[Your goal] Among the records below, find each line that includes the string "Турійська" and copy it.

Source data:
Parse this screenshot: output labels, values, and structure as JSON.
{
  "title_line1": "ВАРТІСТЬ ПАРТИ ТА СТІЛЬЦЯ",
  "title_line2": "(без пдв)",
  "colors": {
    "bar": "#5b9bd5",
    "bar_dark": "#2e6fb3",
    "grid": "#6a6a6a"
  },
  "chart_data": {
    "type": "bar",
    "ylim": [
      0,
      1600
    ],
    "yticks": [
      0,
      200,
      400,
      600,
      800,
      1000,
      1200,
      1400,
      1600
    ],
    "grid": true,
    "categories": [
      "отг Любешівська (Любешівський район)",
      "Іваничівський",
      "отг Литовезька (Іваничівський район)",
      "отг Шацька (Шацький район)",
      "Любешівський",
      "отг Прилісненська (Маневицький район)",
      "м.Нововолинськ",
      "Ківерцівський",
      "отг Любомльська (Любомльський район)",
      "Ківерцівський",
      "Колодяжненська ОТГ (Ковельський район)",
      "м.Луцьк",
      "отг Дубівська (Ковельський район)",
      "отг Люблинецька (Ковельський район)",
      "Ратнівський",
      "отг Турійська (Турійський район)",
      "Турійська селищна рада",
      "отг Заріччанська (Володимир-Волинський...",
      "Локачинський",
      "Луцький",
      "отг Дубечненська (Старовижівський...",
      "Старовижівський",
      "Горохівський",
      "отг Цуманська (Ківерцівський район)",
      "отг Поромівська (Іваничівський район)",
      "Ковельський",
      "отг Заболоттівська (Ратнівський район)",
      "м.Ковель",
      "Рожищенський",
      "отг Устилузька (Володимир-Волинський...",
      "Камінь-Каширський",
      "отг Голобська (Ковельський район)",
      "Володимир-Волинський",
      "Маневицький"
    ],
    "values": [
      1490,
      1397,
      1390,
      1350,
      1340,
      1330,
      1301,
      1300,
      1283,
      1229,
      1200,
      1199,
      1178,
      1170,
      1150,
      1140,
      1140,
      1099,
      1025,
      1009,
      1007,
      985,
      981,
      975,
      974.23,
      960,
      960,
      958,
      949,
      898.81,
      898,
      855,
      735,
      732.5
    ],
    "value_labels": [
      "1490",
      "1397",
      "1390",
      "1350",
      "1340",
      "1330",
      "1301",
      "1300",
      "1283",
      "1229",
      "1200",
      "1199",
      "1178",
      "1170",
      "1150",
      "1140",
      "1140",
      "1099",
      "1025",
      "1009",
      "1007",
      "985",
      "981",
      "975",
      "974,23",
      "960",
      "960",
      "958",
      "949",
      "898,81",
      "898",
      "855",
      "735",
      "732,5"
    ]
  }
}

[Answer in full]
      "отг Турійська (Турійський район)",
      "Турійська селищна рада",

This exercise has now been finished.